> **Directive 1**: Copy the listing verbatim, from its first line through the line containing "button[interactable]: Zurück [17,121,34,130]", inclusive.

> **Given passage**:
--- Start ---
Rising Floods for Basement Apartment Dwellers – Home, Interrupted

Feet in Two Words: When Venezuelan migrant Bibiane Chamorro woke up on September 1st, 2021, at first, she thought she was dreaming.

She had gone to bed at 9 p.m. with her husband, Mario, so she could get up at 4 a.m. for her job as a housekeeper. But in the middle of the night, she woke to the sound of her little dog, Lily, splashing around. When she opened her eyes, she realized their basement apartment had started to fill with water.

 “The water come [sic] so fast, all through the walls, the, the door. It was very, very fast,” said Bibiane. “My husband say [sic], eh, wake up. Wake up…We are going to die here.”

Bibiane grabbed Lily and started to wade towards the exit. But the water rose so high that she had to start swimming. Then, moments from the exit, she hit her head on the ceiling and began to drown. Her husband had to swim back, grab her, and pull her out of the apartment.

Bibiane, Mario, and Lily all survived the night of Hurricane Ida. But 11 other basement tenants didn’t.
--- End ---
> **Available data**:
--- Start ---
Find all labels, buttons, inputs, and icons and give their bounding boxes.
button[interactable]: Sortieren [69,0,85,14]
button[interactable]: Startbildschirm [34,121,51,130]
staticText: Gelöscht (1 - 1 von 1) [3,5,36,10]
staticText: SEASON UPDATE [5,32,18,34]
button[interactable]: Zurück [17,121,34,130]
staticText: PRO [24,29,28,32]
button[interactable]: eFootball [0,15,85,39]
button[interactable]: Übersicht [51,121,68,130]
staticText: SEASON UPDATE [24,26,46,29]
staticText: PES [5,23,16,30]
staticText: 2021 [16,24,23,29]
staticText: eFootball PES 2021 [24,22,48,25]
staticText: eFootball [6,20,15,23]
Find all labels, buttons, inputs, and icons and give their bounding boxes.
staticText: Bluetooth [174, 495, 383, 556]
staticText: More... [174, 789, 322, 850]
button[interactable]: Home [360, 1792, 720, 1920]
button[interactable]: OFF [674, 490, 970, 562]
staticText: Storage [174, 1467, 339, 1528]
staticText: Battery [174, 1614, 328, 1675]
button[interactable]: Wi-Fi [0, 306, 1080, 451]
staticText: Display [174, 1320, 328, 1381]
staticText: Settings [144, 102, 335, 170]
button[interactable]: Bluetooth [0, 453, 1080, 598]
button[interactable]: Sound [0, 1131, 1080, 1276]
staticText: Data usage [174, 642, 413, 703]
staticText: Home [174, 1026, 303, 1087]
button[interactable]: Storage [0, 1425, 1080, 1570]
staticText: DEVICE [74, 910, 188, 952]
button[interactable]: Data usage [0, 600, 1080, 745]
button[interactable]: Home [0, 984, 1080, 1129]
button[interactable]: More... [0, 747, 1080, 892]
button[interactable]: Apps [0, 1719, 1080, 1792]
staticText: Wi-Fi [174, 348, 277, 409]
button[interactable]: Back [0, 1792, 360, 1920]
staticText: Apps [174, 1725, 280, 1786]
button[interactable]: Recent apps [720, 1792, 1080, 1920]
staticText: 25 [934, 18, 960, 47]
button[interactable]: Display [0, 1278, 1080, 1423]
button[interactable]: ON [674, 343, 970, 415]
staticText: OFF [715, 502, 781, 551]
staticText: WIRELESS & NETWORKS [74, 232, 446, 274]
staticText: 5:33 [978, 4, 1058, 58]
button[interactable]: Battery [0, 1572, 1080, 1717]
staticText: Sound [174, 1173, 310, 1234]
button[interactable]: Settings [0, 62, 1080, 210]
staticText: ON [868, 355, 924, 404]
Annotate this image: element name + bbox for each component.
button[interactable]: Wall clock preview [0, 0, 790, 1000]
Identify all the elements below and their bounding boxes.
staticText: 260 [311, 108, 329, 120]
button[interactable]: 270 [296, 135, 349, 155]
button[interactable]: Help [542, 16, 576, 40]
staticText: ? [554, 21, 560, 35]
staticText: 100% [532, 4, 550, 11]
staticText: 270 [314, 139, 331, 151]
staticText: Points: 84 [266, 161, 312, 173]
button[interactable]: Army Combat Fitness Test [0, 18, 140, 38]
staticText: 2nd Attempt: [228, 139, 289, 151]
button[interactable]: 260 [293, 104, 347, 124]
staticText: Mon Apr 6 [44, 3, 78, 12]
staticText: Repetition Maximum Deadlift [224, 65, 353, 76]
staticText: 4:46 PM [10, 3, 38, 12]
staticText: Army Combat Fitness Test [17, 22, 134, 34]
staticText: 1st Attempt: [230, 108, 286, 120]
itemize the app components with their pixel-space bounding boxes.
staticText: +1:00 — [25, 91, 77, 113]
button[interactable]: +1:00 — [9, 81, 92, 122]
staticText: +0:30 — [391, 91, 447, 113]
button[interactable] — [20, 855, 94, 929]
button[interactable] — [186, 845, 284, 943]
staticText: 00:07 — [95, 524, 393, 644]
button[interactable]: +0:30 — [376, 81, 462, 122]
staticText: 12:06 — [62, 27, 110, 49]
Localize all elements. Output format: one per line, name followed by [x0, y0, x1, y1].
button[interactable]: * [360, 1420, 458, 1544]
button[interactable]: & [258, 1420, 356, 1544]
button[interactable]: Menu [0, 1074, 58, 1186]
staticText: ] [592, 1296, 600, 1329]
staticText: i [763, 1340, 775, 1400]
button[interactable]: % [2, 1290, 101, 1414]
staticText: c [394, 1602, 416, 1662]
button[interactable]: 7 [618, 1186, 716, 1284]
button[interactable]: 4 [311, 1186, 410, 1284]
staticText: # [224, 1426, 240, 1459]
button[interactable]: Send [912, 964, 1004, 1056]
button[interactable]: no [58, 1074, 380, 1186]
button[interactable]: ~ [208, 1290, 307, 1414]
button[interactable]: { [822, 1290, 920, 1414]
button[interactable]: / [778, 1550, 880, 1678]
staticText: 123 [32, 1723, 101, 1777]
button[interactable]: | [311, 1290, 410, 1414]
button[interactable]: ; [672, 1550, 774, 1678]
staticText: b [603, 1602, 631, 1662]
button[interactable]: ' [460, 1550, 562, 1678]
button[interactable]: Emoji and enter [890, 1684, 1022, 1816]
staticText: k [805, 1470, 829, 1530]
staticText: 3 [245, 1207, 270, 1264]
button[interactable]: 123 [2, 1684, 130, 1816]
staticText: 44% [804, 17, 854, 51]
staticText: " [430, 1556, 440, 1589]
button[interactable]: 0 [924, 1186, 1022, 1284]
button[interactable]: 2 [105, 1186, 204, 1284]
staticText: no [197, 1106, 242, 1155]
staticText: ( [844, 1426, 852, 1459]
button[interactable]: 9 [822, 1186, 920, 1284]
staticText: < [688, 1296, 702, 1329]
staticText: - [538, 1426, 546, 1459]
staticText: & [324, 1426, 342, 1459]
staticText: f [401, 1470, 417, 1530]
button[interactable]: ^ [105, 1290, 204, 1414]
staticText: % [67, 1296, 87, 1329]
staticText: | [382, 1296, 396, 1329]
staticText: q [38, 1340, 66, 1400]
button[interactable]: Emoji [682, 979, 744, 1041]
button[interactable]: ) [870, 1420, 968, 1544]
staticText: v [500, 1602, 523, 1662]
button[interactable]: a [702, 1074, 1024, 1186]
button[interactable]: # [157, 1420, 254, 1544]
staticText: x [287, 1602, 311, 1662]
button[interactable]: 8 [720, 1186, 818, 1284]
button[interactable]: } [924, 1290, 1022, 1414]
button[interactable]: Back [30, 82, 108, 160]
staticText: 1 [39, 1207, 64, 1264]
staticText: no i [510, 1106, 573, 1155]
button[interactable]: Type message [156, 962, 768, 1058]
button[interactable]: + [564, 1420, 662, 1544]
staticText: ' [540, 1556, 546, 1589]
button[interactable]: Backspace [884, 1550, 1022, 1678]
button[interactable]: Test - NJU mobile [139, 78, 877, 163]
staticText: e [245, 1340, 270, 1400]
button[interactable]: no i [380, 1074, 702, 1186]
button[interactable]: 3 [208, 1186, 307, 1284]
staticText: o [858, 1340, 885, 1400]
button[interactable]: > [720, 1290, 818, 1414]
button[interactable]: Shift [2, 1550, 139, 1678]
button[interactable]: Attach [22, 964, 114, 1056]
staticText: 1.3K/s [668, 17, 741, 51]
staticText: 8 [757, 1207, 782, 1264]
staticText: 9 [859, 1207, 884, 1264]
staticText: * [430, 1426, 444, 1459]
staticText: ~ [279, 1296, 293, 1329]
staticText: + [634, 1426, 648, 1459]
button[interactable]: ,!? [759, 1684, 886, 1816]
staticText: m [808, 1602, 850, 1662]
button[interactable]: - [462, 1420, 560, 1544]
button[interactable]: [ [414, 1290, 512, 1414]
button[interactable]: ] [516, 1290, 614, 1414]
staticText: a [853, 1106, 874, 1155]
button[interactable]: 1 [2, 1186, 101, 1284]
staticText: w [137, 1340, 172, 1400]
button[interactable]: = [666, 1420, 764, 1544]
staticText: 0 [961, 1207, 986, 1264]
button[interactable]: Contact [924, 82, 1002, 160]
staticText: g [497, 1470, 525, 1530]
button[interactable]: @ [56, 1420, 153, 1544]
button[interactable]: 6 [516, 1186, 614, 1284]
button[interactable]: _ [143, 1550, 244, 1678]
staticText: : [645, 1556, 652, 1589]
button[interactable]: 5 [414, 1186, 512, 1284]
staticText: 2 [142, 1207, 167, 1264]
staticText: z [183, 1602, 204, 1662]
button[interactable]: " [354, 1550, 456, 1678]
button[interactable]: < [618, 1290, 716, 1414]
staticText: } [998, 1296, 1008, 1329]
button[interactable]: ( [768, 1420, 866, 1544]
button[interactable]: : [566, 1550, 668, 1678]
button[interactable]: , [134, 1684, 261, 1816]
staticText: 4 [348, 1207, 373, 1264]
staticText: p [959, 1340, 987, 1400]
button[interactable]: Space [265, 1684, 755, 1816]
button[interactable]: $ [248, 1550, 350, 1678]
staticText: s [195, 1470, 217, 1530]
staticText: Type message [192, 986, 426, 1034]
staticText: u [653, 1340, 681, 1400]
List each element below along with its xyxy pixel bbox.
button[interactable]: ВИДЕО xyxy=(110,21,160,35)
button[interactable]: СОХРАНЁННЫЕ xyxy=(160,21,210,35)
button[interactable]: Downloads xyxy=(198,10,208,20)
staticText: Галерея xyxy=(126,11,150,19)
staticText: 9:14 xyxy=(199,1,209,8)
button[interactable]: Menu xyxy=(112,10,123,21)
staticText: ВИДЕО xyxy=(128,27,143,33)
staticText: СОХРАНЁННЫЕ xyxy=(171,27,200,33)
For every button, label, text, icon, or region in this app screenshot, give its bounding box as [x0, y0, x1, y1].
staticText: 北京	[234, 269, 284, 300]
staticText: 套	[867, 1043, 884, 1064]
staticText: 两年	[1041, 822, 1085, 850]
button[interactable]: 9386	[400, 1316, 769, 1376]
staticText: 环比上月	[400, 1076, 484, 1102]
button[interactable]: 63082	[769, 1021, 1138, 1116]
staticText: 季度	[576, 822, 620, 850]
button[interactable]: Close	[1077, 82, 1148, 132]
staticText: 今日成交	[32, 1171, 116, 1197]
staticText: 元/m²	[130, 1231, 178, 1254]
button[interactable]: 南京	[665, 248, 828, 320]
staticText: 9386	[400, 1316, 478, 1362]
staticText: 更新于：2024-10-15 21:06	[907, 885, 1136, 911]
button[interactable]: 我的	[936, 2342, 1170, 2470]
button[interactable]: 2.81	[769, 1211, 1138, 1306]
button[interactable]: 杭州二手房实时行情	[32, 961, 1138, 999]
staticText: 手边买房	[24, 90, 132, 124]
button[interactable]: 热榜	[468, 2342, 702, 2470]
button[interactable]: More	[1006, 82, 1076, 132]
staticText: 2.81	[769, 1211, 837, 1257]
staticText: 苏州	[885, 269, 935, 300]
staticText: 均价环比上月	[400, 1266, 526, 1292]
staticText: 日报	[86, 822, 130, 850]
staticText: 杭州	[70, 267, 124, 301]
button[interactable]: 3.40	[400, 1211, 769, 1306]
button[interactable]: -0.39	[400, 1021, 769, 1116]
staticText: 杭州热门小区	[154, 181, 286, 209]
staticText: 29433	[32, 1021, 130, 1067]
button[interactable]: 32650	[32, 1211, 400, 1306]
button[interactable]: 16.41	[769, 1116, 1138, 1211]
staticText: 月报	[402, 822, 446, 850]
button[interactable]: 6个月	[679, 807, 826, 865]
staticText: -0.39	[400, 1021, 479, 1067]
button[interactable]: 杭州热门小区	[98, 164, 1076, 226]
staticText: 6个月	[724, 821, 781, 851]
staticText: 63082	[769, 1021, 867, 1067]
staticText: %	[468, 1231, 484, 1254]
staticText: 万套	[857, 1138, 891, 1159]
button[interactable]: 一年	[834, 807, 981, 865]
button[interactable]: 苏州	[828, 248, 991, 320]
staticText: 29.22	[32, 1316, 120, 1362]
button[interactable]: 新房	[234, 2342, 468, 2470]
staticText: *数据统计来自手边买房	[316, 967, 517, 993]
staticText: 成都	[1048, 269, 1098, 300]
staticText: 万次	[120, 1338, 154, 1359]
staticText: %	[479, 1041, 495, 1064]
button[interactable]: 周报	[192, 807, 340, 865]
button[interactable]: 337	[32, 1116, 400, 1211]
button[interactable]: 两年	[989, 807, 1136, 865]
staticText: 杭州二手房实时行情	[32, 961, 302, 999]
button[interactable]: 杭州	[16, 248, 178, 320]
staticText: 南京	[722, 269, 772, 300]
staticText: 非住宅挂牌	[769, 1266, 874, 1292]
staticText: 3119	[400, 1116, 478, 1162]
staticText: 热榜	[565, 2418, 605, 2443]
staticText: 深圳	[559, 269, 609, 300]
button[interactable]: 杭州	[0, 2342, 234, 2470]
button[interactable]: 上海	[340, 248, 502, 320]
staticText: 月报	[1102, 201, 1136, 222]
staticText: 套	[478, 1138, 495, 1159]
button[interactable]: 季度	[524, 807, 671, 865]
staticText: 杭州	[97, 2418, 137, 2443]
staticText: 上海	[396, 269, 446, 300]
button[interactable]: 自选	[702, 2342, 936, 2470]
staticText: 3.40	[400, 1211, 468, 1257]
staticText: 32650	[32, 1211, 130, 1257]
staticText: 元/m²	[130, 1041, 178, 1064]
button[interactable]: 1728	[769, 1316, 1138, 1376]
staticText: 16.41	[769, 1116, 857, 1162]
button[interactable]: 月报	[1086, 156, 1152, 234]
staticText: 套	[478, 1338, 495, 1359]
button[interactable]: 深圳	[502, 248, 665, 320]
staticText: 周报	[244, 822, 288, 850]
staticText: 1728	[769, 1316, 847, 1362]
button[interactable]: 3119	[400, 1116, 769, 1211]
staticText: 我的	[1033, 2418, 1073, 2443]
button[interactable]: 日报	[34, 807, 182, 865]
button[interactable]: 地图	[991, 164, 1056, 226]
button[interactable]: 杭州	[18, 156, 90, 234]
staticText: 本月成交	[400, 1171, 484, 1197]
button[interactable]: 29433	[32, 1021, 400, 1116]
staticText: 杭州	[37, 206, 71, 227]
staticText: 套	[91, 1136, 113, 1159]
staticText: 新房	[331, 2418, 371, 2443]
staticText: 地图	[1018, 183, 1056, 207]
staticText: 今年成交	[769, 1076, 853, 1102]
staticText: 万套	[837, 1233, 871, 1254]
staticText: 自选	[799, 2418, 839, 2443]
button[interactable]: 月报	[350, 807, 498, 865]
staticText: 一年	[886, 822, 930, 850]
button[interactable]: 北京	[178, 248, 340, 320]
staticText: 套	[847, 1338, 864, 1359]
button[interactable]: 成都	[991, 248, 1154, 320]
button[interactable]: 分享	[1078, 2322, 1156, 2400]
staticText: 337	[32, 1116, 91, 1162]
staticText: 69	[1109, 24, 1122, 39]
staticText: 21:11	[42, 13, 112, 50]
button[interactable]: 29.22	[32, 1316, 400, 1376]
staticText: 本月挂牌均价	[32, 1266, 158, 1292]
--- End ---
> **Directive 2**: In the passage about basement flooding, what was Bibiane Chamorro's job?

> **Full answer 1**:
Find all labels, buttons, inputs, and icons and give their bounding boxes.
button[interactable]: Sortieren [69,0,85,14]
button[interactable]: Startbildschirm [34,121,51,130]
staticText: Gelöscht (1 - 1 von 1) [3,5,36,10]
staticText: SEASON UPDATE [5,32,18,34]
button[interactable]: Zurück [17,121,34,130]

> **Full answer 2**: She worked as a housekeeper.